» Source text:

********************

A large number of Taliban militants, however, appear to be on the retreat. Some have mixed in with the refugee crowd and others have retreated to the mountains in northern Swat, such as the Kalam area where Taliban militants are being confronted by local villagers. Sources in the area report that some local police have been caught aiding the Taliban’s retreat. The interior ministry has reportedly placed former Malakand Commissioner Syed Javaid Shah and former Malakand Deputy Inspector General Police Shaukat Hayat on the Exit Control List (ECL) — a government list designed to keep troublemakers in the country — for having collaborated with the Swat Taliban. Such police collaboration with the Taliban is understandable: when the Taliban move into a certain area, the police are the first targets to get hit. This was made evident even in recent weeks as several bodies of policemen have been recovered by Pakistani troops. Given their vulnerability to the Taliban and their doubts over how long the military will be able to sustain the offensive and prevent the Taliban from returning to the area, some local police can be expected to try and collaborate with both the military and the Taliban to increase their odds of surviving.

The Taliban escape route also appears to involve deal making with local tribal maliks. Taliban insurgents in Dir reportedly agreed to leave their strongholds in Asbanr and Gulabad areas that they captured in early April. The agreement was made during a tribal council late May 19 and the Taliban agreed to leave within two days. Further west in Gulnai area of Mohmand Agency bordering the Afghan border, Taliban commander Yawar Syed and several of his associates laid down their arms May 22 in a well-publicized tribal jirga deal. Such transient peace deals are what enabled the Taliban to expand their writ in the Pakistani northwest in the first place. These temporary amnesties allow the Taliban time to regroup and are subsequently broken when the conditions are ripe for a comeback.

The Pakistani military understands the difficulties in holding the territory that they have cleared thus far. For now, the military has significant public support in pursuing these militants, but they cannot sustain direct military rule in the area for too long without fueling resentment among the populace. The civil administration in these areas is far too weak to enforce the writ of the state and local law enforcement is severely demoralized and limited in strength. For these reasons, the military is relying heavily on tribal militias, called Lashkars, to keep the Taliban from returning. This is an age-old practice by the Pakistani government to control militants in the tribal belt, but Islamabad is in effect legitimizing non-state entities, which sets a dangerous precedent in an already lawless and religiously conservative area. Some of the Lashkars in Buner, Lower Dir and Kalam Valley have resisted the Taliban even without military support in recent battles. Though the will of the Lashkars is strong, they run the risk of being overrun by Taliban forces should the military prove incapable of supporting them in the long run.

********************

» Given information:
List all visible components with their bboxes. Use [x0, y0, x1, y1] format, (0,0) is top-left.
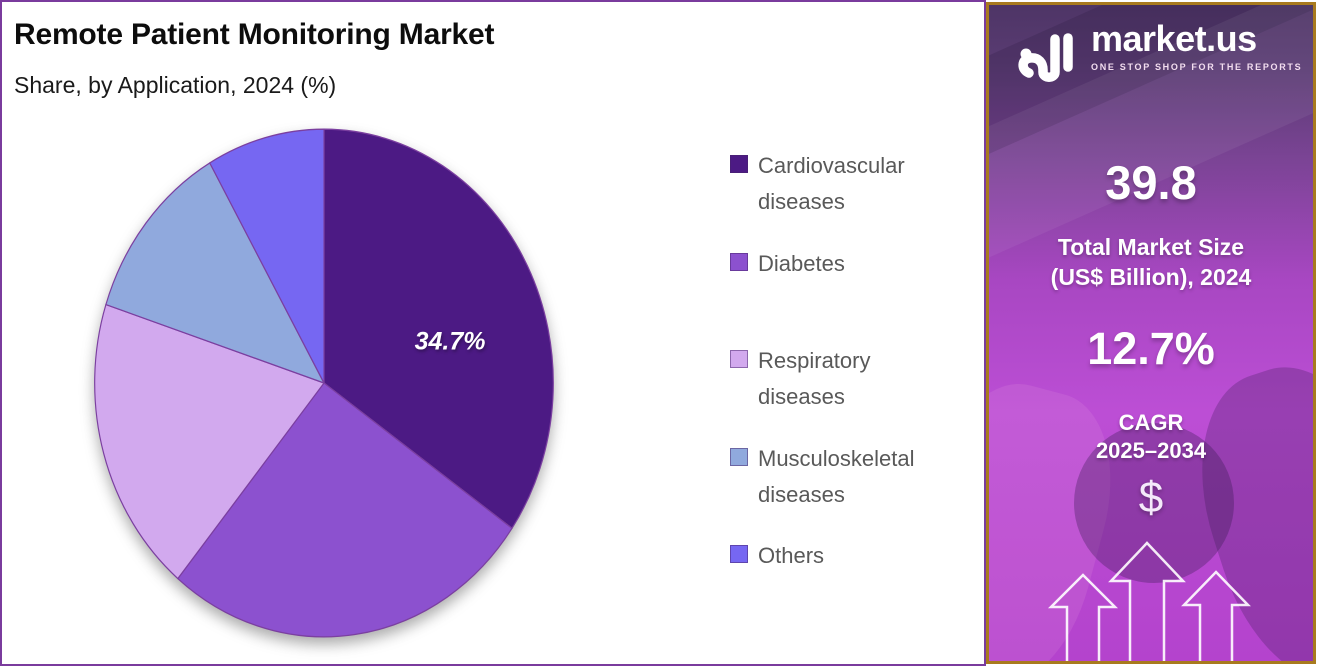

********************

» What this task involves: Duplicate the stretch from "The Taliban escape" through "for a comeback." in the Swat Taliban text verbatim.

» Answer below:
The Taliban escape route also appears to involve deal making with local tribal maliks. Taliban insurgents in Dir reportedly agreed to leave their strongholds in Asbanr and Gulabad areas that they captured in early April. The agreement was made during a tribal council late May 19 and the Taliban agreed to leave within two days. Further west in Gulnai area of Mohmand Agency bordering the Afghan border, Taliban commander Yawar Syed and several of his associates laid down their arms May 22 in a well-publicized tribal jirga deal. Such transient peace deals are what enabled the Taliban to expand their writ in the Pakistani northwest in the first place. These temporary amnesties allow the Taliban time to regroup and are subsequently broken when the conditions are ripe for a comeback.